** begin DATASET ROWS **
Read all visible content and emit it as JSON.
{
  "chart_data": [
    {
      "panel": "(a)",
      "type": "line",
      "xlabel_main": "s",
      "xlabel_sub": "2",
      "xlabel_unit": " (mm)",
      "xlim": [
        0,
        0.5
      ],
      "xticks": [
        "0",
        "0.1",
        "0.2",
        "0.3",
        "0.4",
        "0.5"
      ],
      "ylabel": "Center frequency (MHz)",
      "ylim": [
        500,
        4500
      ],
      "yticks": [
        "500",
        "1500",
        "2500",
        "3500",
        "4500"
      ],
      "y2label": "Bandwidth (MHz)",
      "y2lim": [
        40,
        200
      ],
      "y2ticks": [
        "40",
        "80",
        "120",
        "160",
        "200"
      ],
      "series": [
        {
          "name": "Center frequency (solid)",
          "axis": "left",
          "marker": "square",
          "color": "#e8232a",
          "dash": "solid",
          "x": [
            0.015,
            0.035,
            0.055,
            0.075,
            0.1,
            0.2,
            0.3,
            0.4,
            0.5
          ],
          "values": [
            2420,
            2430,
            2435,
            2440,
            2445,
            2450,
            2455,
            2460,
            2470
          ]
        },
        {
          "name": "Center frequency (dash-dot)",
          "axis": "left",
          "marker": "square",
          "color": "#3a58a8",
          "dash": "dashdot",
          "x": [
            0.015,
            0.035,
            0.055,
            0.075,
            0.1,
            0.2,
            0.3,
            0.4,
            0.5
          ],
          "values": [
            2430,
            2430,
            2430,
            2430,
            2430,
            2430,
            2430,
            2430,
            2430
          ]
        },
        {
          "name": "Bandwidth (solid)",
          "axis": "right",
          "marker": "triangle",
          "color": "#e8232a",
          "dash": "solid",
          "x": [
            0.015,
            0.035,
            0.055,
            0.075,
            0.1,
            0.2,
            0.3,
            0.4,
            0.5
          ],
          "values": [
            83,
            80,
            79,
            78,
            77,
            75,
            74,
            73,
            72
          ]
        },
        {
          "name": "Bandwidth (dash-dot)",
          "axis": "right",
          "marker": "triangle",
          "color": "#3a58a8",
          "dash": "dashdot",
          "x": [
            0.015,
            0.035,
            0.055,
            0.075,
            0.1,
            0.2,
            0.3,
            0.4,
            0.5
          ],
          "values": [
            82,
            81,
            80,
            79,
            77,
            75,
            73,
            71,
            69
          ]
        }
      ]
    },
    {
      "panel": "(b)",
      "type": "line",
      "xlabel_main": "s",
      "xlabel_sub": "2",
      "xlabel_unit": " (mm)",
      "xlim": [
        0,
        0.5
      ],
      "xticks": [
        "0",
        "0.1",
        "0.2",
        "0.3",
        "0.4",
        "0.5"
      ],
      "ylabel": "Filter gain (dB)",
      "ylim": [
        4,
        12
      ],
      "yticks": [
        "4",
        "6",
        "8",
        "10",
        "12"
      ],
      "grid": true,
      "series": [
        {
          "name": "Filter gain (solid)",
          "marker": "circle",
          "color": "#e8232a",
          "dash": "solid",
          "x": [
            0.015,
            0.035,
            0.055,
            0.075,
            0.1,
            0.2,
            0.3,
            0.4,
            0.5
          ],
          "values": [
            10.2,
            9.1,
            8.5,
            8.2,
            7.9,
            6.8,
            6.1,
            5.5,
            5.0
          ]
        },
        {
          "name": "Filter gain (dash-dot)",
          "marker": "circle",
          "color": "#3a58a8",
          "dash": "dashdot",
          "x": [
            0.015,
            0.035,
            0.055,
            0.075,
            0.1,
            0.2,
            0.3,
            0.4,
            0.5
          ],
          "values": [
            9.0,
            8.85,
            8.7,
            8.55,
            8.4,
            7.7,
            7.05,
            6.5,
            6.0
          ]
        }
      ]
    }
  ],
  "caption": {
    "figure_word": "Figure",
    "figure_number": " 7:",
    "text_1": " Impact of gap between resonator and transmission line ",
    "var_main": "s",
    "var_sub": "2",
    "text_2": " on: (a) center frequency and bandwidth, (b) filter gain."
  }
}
** end DATASET ROWS **
• TASK
Nothing should be left out: repeat all of the data exactly.

• SOLVED EXERCISE
Read all visible content and emit it as JSON.
{
  "chart_data": [
    {
      "panel": "(a)",
      "type": "line",
      "xlabel_main": "s",
      "xlabel_sub": "2",
      "xlabel_unit": " (mm)",
      "xlim": [
        0,
        0.5
      ],
      "xticks": [
        "0",
        "0.1",
        "0.2",
        "0.3",
        "0.4",
        "0.5"
      ],
      "ylabel": "Center frequency (MHz)",
      "ylim": [
        500,
        4500
      ],
      "yticks": [
        "500",
        "1500",
        "2500",
        "3500",
        "4500"
      ],
      "y2label": "Bandwidth (MHz)",
      "y2lim": [
        40,
        200
      ],
      "y2ticks": [
        "40",
        "80",
        "120",
        "160",
        "200"
      ],
      "series": [
        {
          "name": "Center frequency (solid)",
          "axis": "left",
          "marker": "square",
          "color": "#e8232a",
          "dash": "solid",
          "x": [
            0.015,
            0.035,
            0.055,
            0.075,
            0.1,
            0.2,
            0.3,
            0.4,
            0.5
          ],
          "values": [
            2420,
            2430,
            2435,
            2440,
            2445,
            2450,
            2455,
            2460,
            2470
          ]
        },
        {
          "name": "Center frequency (dash-dot)",
          "axis": "left",
          "marker": "square",
          "color": "#3a58a8",
          "dash": "dashdot",
          "x": [
            0.015,
            0.035,
            0.055,
            0.075,
            0.1,
            0.2,
            0.3,
            0.4,
            0.5
          ],
          "values": [
            2430,
            2430,
            2430,
            2430,
            2430,
            2430,
            2430,
            2430,
            2430
          ]
        },
        {
          "name": "Bandwidth (solid)",
          "axis": "right",
          "marker": "triangle",
          "color": "#e8232a",
          "dash": "solid",
          "x": [
            0.015,
            0.035,
            0.055,
            0.075,
            0.1,
            0.2,
            0.3,
            0.4,
            0.5
          ],
          "values": [
            83,
            80,
            79,
            78,
            77,
            75,
            74,
            73,
            72
          ]
        },
        {
          "name": "Bandwidth (dash-dot)",
          "axis": "right",
          "marker": "triangle",
          "color": "#3a58a8",
          "dash": "dashdot",
          "x": [
            0.015,
            0.035,
            0.055,
            0.075,
            0.1,
            0.2,
            0.3,
            0.4,
            0.5
          ],
          "values": [
            82,
            81,
            80,
            79,
            77,
            75,
            73,
            71,
            69
          ]
        }
      ]
    },
    {
      "panel": "(b)",
      "type": "line",
      "xlabel_main": "s",
      "xlabel_sub": "2",
      "xlabel_unit": " (mm)",
      "xlim": [
        0,
        0.5
      ],
      "xticks": [
        "0",
        "0.1",
        "0.2",
        "0.3",
        "0.4",
        "0.5"
      ],
      "ylabel": "Filter gain (dB)",
      "ylim": [
        4,
        12
      ],
      "yticks": [
        "4",
        "6",
        "8",
        "10",
        "12"
      ],
      "grid": true,
      "series": [
        {
          "name": "Filter gain (solid)",
          "marker": "circle",
          "color": "#e8232a",
          "dash": "solid",
          "x": [
            0.015,
            0.035,
            0.055,
            0.075,
            0.1,
            0.2,
            0.3,
            0.4,
            0.5
          ],
          "values": [
            10.2,
            9.1,
            8.5,
            8.2,
            7.9,
            6.8,
            6.1,
            5.5,
            5.0
          ]
        },
        {
          "name": "Filter gain (dash-dot)",
          "marker": "circle",
          "color": "#3a58a8",
          "dash": "dashdot",
          "x": [
            0.015,
            0.035,
            0.055,
            0.075,
            0.1,
            0.2,
            0.3,
            0.4,
            0.5
          ],
          "values": [
            9.0,
            8.85,
            8.7,
            8.55,
            8.4,
            7.7,
            7.05,
            6.5,
            6.0
          ]
        }
      ]
    }
  ],
  "caption": {
    "figure_word": "Figure",
    "figure_number": " 7:",
    "text_1": " Impact of gap between resonator and transmission line ",
    "var_main": "s",
    "var_sub": "2",
    "text_2": " on: (a) center frequency and bandwidth, (b) filter gain."
  }
}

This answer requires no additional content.